-- start Entries provided --

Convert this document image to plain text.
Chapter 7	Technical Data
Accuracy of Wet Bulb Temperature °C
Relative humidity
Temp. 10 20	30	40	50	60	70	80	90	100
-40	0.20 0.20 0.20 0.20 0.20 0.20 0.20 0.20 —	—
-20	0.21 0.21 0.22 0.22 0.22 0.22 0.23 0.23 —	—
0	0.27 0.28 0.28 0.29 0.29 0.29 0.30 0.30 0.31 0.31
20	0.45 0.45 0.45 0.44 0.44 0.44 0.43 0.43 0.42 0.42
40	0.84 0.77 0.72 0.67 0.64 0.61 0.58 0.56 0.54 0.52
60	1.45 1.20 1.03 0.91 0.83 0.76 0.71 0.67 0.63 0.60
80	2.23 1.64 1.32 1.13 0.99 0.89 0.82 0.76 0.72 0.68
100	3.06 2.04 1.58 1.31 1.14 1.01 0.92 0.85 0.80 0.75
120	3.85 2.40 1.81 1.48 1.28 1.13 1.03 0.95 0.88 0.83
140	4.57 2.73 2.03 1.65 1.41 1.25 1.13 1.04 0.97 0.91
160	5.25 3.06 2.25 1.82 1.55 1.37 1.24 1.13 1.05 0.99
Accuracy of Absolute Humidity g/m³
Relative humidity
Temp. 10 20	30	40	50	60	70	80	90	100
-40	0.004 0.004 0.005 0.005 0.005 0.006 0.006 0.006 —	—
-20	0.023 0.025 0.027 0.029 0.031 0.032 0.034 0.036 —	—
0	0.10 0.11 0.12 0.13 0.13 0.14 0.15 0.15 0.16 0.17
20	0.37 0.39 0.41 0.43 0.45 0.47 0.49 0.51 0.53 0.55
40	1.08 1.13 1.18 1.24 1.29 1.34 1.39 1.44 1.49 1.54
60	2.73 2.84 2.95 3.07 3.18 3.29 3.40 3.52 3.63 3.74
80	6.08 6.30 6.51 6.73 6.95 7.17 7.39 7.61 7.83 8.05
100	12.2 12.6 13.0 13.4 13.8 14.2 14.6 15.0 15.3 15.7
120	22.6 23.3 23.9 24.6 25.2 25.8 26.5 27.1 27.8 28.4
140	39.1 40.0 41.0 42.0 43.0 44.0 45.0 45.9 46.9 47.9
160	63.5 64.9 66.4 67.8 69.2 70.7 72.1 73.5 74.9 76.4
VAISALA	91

-- end Entries provided --

Exercise instructions - How many lines of the entries above hold the string "Accuracy"? Reply with the number alone.

The result - 2